Stated exercise:
Identify the lines bearing the string "Relative" and gather them.

Provided material:
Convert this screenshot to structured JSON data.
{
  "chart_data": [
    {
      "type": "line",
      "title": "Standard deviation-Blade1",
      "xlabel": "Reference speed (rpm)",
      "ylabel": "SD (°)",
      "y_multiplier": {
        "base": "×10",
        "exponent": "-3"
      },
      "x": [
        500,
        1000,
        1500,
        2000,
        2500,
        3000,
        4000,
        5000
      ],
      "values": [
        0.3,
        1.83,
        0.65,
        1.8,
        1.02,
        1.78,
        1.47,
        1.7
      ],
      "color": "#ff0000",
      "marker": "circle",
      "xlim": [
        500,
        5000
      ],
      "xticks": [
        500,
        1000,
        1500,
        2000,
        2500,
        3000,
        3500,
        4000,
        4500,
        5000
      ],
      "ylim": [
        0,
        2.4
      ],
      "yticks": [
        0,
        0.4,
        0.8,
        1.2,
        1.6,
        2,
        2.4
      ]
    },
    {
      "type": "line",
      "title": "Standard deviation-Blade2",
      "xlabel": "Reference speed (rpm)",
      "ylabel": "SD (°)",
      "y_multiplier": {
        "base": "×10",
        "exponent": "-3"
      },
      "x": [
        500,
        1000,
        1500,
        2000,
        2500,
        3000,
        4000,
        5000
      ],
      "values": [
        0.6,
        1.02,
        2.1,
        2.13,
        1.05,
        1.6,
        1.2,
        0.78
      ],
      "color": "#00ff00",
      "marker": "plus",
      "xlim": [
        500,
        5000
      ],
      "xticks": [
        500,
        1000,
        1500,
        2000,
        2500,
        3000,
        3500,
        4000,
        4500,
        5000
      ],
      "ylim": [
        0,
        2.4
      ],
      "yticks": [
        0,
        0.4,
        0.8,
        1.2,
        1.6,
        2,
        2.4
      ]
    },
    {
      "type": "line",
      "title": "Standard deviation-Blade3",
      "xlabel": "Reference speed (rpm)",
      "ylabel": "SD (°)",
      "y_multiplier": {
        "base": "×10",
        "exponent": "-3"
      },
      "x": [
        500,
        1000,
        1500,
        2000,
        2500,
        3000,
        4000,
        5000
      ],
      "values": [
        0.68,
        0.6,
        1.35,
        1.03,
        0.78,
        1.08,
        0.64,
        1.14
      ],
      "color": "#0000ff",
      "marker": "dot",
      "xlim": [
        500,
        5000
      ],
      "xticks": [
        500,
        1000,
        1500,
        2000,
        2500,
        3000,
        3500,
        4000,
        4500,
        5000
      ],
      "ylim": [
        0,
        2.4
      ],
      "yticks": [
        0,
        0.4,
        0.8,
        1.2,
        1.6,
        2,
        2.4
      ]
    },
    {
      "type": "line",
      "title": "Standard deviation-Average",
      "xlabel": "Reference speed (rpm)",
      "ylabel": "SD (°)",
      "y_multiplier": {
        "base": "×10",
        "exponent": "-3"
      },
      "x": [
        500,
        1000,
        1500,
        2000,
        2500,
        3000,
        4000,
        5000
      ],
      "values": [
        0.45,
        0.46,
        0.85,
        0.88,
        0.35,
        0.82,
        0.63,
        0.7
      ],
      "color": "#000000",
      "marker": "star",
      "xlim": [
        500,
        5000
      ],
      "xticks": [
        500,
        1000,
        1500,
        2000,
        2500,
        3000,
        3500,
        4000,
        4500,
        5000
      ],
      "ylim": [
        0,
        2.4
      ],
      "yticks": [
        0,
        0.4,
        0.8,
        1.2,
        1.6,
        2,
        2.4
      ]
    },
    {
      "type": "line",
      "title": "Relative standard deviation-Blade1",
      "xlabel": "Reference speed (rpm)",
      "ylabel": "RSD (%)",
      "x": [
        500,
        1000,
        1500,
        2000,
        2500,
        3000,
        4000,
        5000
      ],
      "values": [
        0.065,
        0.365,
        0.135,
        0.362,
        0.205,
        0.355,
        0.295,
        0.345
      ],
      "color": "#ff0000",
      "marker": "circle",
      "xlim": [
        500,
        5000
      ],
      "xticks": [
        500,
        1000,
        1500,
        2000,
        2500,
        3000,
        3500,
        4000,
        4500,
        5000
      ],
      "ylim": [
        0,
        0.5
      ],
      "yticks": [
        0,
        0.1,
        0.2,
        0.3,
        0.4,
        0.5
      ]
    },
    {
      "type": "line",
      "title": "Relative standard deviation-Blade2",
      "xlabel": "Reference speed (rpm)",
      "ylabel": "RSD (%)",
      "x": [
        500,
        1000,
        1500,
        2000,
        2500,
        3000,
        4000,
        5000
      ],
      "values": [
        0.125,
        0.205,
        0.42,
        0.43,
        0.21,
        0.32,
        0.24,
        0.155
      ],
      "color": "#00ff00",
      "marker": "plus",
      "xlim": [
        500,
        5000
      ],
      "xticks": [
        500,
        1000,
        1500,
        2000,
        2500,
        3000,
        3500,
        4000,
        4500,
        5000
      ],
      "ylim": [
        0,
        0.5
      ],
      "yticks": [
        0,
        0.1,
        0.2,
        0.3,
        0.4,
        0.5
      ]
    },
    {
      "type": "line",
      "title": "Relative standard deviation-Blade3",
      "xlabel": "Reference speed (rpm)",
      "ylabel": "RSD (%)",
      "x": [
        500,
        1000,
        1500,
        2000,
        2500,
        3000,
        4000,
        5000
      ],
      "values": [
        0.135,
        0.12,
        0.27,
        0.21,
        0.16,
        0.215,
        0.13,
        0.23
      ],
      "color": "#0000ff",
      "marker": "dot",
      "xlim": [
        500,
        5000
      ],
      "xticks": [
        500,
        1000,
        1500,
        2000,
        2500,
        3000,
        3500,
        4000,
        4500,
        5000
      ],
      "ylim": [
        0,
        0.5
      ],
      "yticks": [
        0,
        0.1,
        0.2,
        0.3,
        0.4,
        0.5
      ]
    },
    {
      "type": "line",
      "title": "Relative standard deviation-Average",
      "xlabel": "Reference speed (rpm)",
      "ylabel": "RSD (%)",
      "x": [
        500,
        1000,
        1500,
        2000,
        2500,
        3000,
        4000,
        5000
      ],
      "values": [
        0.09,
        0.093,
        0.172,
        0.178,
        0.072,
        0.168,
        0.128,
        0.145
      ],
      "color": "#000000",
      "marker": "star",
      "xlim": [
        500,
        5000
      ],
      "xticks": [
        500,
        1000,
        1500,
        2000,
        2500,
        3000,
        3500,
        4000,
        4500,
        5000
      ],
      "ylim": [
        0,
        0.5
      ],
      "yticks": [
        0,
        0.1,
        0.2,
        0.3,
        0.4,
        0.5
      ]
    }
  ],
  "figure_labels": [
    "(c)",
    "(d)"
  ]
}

Answer to the problem:
      "title": "Relative standard deviation-Blade1",
      "title": "Relative standard deviation-Blade2",
      "title": "Relative standard deviation-Blade3",
      "title": "Relative standard deviation-Average",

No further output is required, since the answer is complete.